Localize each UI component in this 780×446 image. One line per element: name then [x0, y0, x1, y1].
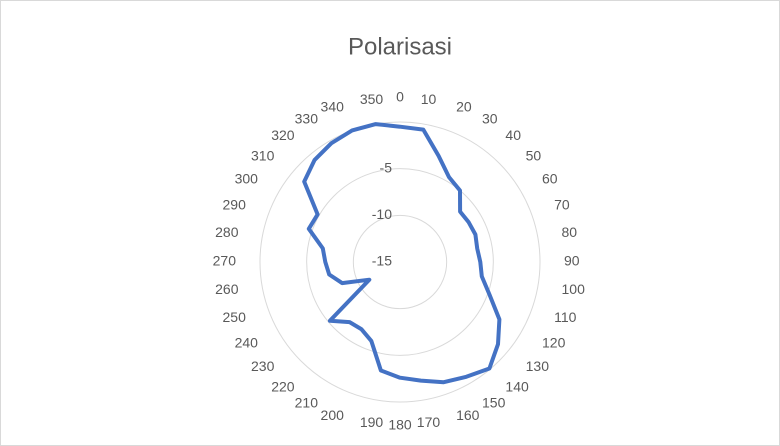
category-label: 320: [271, 127, 295, 143]
category-label: 210: [295, 395, 319, 411]
category-label: 30: [482, 111, 498, 127]
category-label: 250: [223, 309, 247, 325]
category-label: 20: [456, 99, 472, 115]
category-label: 0: [396, 89, 404, 105]
category-label: 300: [235, 171, 259, 187]
category-label: 150: [482, 395, 506, 411]
category-label: 350: [360, 91, 384, 107]
category-label: 200: [321, 407, 345, 423]
category-label: 10: [421, 91, 437, 107]
category-label: 120: [542, 335, 566, 351]
category-label: 170: [417, 414, 441, 430]
r-tick-label: -15: [372, 253, 392, 269]
category-label: 290: [223, 197, 247, 213]
category-label: 310: [251, 147, 275, 163]
category-label: 330: [295, 111, 319, 127]
chart-title: Polarisasi: [348, 33, 452, 60]
category-label: 70: [554, 197, 570, 213]
category-label: 130: [526, 358, 550, 374]
category-label: 160: [456, 407, 480, 423]
category-label: 80: [562, 224, 578, 240]
category-label: 240: [235, 335, 259, 351]
category-label: 100: [562, 281, 586, 297]
category-label: 40: [505, 127, 521, 143]
category-label: 340: [321, 99, 345, 115]
grid-ring: [352, 214, 448, 310]
r-tick-label: -10: [372, 206, 392, 222]
category-label: 220: [271, 378, 295, 394]
category-label: 190: [360, 414, 384, 430]
category-label: 260: [215, 281, 239, 297]
category-label: 90: [564, 253, 580, 269]
category-label: 280: [215, 224, 239, 240]
category-label: 110: [554, 309, 577, 325]
category-label: 140: [505, 378, 529, 394]
category-label: 270: [213, 253, 237, 269]
category-label: 230: [251, 358, 275, 374]
r-tick-label: -5: [380, 159, 393, 175]
category-label: 60: [542, 171, 558, 187]
category-label: 180: [388, 417, 412, 433]
grid-ring: [259, 121, 541, 403]
series-line: [302, 122, 502, 385]
category-label: 50: [526, 147, 542, 163]
grid-ring: [306, 168, 494, 356]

(WHAT TO PRODUCE): Copy every line of the listing above word for word, leaving out the picture.

(RESPONSE TO THE TASK):
Localize each UI component in this 780×446 image. One line per element: name then [x0, y0, x1, y1].
category-label: 320: [271, 127, 295, 143]
category-label: 210: [295, 395, 319, 411]
category-label: 30: [482, 111, 498, 127]
category-label: 250: [223, 309, 247, 325]
category-label: 20: [456, 99, 472, 115]
category-label: 0: [396, 89, 404, 105]
category-label: 300: [235, 171, 259, 187]
category-label: 150: [482, 395, 506, 411]
category-label: 350: [360, 91, 384, 107]
category-label: 200: [321, 407, 345, 423]
category-label: 10: [421, 91, 437, 107]
category-label: 120: [542, 335, 566, 351]
category-label: 170: [417, 414, 441, 430]
r-tick-label: -15: [372, 253, 392, 269]
category-label: 290: [223, 197, 247, 213]
category-label: 310: [251, 147, 275, 163]
category-label: 330: [295, 111, 319, 127]
chart-title: Polarisasi: [348, 33, 452, 60]
category-label: 70: [554, 197, 570, 213]
category-label: 130: [526, 358, 550, 374]
category-label: 160: [456, 407, 480, 423]
category-label: 80: [562, 224, 578, 240]
category-label: 240: [235, 335, 259, 351]
category-label: 100: [562, 281, 586, 297]
category-label: 40: [505, 127, 521, 143]
category-label: 340: [321, 99, 345, 115]
grid-ring: [352, 214, 448, 310]
r-tick-label: -10: [372, 206, 392, 222]
category-label: 220: [271, 378, 295, 394]
category-label: 190: [360, 414, 384, 430]
category-label: 260: [215, 281, 239, 297]
category-label: 90: [564, 253, 580, 269]
category-label: 280: [215, 224, 239, 240]
category-label: 110: [554, 309, 577, 325]
category-label: 140: [505, 378, 529, 394]
category-label: 270: [213, 253, 237, 269]
category-label: 230: [251, 358, 275, 374]
r-tick-label: -5: [380, 159, 393, 175]
category-label: 60: [542, 171, 558, 187]
category-label: 180: [388, 417, 412, 433]
grid-ring: [259, 121, 541, 403]
series-line: [302, 122, 502, 385]
category-label: 50: [526, 147, 542, 163]
grid-ring: [306, 168, 494, 356]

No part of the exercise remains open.